Structured figure records:
****************
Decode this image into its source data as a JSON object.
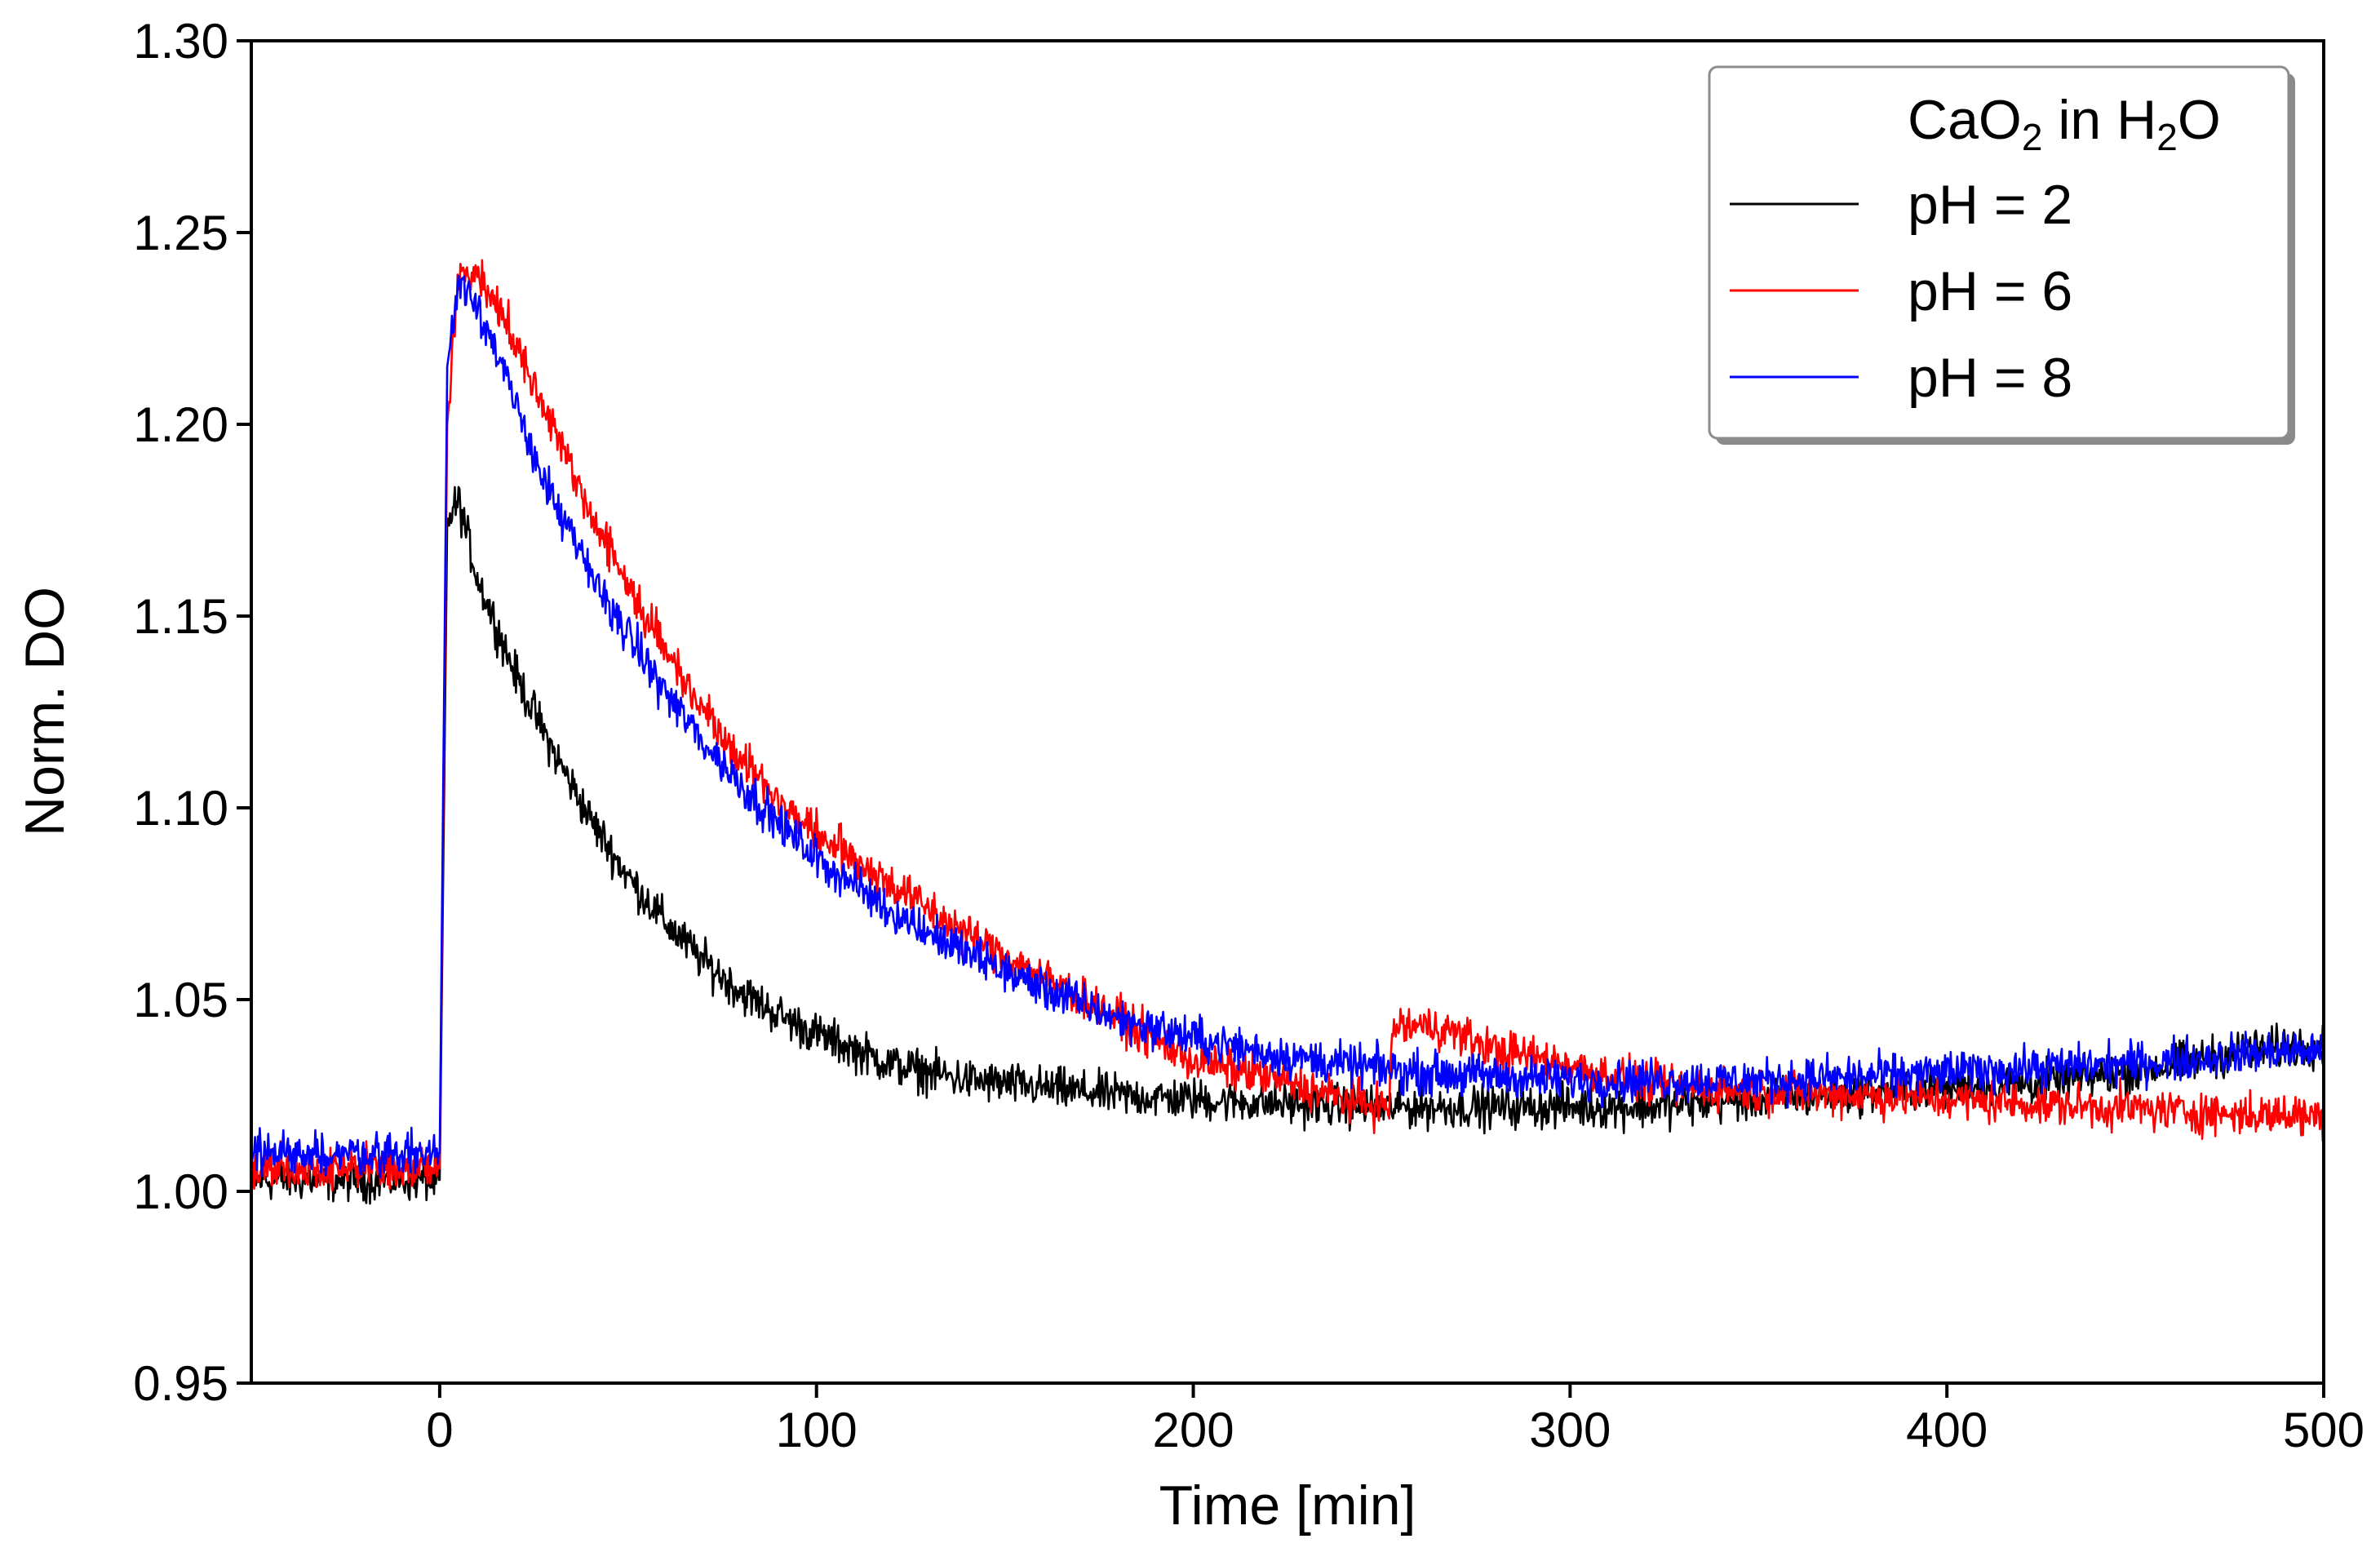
{
  "chart_data": {
    "type": "line",
    "title": "",
    "xlabel": "Time [min]",
    "ylabel": "Norm. DO",
    "xlim": [
      -50,
      500
    ],
    "ylim": [
      0.95,
      1.3
    ],
    "xticks": [
      0,
      100,
      200,
      300,
      400,
      500
    ],
    "xtick_labels": [
      "0",
      "100",
      "200",
      "300",
      "400",
      "500"
    ],
    "yticks": [
      0.95,
      1.0,
      1.05,
      1.1,
      1.15,
      1.2,
      1.25,
      1.3
    ],
    "ytick_labels": [
      "0.95",
      "1.00",
      "1.05",
      "1.10",
      "1.15",
      "1.20",
      "1.25",
      "1.30"
    ],
    "grid": false,
    "legend": {
      "title_parts": [
        "CaO",
        "2",
        " in H",
        "2",
        "O"
      ],
      "placement": "top-right"
    },
    "series": [
      {
        "name": "pH = 2",
        "color": "#000000",
        "noise": 0.0045,
        "x": [
          -50,
          -1,
          0,
          2,
          5,
          10,
          20,
          30,
          40,
          50,
          60,
          70,
          80,
          90,
          100,
          110,
          120,
          140,
          160,
          180,
          200,
          220,
          250,
          280,
          300,
          320,
          350,
          380,
          400,
          420,
          440,
          460,
          480,
          500
        ],
        "y": [
          1.003,
          1.003,
          1.003,
          1.175,
          1.18,
          1.16,
          1.135,
          1.115,
          1.097,
          1.082,
          1.07,
          1.06,
          1.052,
          1.046,
          1.041,
          1.037,
          1.033,
          1.029,
          1.027,
          1.025,
          1.024,
          1.023,
          1.022,
          1.022,
          1.022,
          1.022,
          1.024,
          1.026,
          1.027,
          1.028,
          1.03,
          1.033,
          1.037,
          1.038
        ]
      },
      {
        "name": "pH = 6",
        "color": "#ff0000",
        "noise": 0.0045,
        "x": [
          -50,
          -1,
          0,
          2,
          5,
          10,
          20,
          30,
          40,
          50,
          60,
          70,
          80,
          90,
          100,
          110,
          120,
          140,
          160,
          180,
          200,
          220,
          240,
          252,
          253,
          265,
          280,
          300,
          320,
          350,
          380,
          400,
          420,
          440,
          460,
          480,
          500
        ],
        "y": [
          1.006,
          1.006,
          1.006,
          1.2,
          1.238,
          1.24,
          1.222,
          1.2,
          1.177,
          1.158,
          1.141,
          1.126,
          1.113,
          1.102,
          1.093,
          1.087,
          1.08,
          1.067,
          1.056,
          1.045,
          1.034,
          1.03,
          1.024,
          1.022,
          1.043,
          1.043,
          1.037,
          1.033,
          1.028,
          1.026,
          1.025,
          1.024,
          1.023,
          1.022,
          1.021,
          1.02,
          1.02
        ]
      },
      {
        "name": "pH = 8",
        "color": "#0000ff",
        "noise": 0.0045,
        "x": [
          -50,
          -1,
          0,
          2,
          5,
          10,
          20,
          30,
          40,
          50,
          60,
          70,
          80,
          90,
          100,
          110,
          120,
          140,
          160,
          180,
          200,
          220,
          240,
          260,
          280,
          300,
          320,
          350,
          380,
          400,
          420,
          440,
          460,
          480,
          500
        ],
        "y": [
          1.01,
          1.01,
          1.01,
          1.215,
          1.238,
          1.232,
          1.205,
          1.18,
          1.161,
          1.145,
          1.13,
          1.117,
          1.106,
          1.096,
          1.087,
          1.08,
          1.073,
          1.062,
          1.053,
          1.045,
          1.04,
          1.036,
          1.033,
          1.031,
          1.03,
          1.029,
          1.029,
          1.029,
          1.03,
          1.031,
          1.032,
          1.033,
          1.034,
          1.036,
          1.037
        ]
      }
    ]
  }
}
****************
Answer with one number: how many lines of the entries above include the word "color".

3